***** GIVEN RECORDS

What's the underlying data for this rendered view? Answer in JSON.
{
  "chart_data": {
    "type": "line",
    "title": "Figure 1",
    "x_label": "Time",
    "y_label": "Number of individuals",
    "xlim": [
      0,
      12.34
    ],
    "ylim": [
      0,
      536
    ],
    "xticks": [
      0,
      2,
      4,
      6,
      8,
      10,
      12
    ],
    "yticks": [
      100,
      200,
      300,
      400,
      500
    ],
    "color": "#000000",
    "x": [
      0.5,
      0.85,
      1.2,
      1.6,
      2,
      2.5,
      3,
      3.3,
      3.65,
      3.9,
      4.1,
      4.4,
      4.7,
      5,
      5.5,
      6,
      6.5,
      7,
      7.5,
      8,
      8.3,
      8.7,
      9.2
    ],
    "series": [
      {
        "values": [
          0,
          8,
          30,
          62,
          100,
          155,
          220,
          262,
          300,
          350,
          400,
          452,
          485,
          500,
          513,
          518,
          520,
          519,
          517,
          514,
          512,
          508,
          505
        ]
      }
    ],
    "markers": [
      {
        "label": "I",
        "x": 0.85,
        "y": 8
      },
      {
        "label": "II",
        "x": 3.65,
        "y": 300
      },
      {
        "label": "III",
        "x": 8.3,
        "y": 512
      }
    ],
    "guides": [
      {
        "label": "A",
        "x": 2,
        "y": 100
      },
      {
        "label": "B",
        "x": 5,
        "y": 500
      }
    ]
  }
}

**********

**GOAL**
Nothing should be left out: return all of the records exactly.

**SOLUTION FOR THIS EXERCISE**
What's the underlying data for this rendered view? Answer in JSON.
{
  "chart_data": {
    "type": "line",
    "title": "Figure 1",
    "x_label": "Time",
    "y_label": "Number of individuals",
    "xlim": [
      0,
      12.34
    ],
    "ylim": [
      0,
      536
    ],
    "xticks": [
      0,
      2,
      4,
      6,
      8,
      10,
      12
    ],
    "yticks": [
      100,
      200,
      300,
      400,
      500
    ],
    "color": "#000000",
    "x": [
      0.5,
      0.85,
      1.2,
      1.6,
      2,
      2.5,
      3,
      3.3,
      3.65,
      3.9,
      4.1,
      4.4,
      4.7,
      5,
      5.5,
      6,
      6.5,
      7,
      7.5,
      8,
      8.3,
      8.7,
      9.2
    ],
    "series": [
      {
        "values": [
          0,
          8,
          30,
          62,
          100,
          155,
          220,
          262,
          300,
          350,
          400,
          452,
          485,
          500,
          513,
          518,
          520,
          519,
          517,
          514,
          512,
          508,
          505
        ]
      }
    ],
    "markers": [
      {
        "label": "I",
        "x": 0.85,
        "y": 8
      },
      {
        "label": "II",
        "x": 3.65,
        "y": 300
      },
      {
        "label": "III",
        "x": 8.3,
        "y": 512
      }
    ],
    "guides": [
      {
        "label": "A",
        "x": 2,
        "y": 100
      },
      {
        "label": "B",
        "x": 5,
        "y": 500
      }
    ]
  }
}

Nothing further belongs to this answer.